THE TASK:
Filter the entries and keep only the lines where the string "screenshot" appears.

_____

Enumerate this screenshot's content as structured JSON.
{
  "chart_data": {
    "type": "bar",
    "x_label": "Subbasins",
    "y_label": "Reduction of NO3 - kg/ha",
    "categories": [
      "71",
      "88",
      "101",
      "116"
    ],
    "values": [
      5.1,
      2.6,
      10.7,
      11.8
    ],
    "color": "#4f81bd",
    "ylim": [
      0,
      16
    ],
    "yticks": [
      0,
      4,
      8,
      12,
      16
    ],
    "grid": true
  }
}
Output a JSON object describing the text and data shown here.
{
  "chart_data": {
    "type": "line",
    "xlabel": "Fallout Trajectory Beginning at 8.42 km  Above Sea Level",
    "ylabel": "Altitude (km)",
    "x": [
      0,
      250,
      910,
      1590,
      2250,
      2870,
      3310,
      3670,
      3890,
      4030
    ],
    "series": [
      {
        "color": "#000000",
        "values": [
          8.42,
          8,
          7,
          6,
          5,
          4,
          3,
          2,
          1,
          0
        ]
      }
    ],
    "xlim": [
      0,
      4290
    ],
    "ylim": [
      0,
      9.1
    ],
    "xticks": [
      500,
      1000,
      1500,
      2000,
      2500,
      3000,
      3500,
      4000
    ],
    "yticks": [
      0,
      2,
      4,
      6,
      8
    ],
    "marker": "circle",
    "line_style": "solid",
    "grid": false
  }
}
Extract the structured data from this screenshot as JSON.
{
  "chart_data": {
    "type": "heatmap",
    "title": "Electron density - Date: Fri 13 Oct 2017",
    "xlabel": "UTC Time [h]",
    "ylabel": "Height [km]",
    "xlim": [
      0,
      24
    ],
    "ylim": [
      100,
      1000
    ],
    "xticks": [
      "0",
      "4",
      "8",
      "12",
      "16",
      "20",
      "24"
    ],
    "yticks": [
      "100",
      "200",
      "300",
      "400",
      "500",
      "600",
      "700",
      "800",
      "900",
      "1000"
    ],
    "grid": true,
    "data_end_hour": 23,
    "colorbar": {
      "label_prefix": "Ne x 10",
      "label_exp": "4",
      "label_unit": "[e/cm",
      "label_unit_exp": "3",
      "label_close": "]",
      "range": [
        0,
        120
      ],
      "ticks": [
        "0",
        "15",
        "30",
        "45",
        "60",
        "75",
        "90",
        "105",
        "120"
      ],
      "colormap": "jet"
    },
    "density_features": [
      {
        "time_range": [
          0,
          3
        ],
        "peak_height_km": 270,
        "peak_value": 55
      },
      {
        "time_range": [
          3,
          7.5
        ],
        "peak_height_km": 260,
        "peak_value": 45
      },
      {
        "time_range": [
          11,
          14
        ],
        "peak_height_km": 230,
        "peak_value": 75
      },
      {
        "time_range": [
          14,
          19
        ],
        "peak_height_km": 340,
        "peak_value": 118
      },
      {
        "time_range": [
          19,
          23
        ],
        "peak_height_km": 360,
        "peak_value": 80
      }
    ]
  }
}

_____

RESPONSE TO THE EXERCISE:
Enumerate this screenshot's content as structured JSON.
Extract the structured data from this screenshot as JSON.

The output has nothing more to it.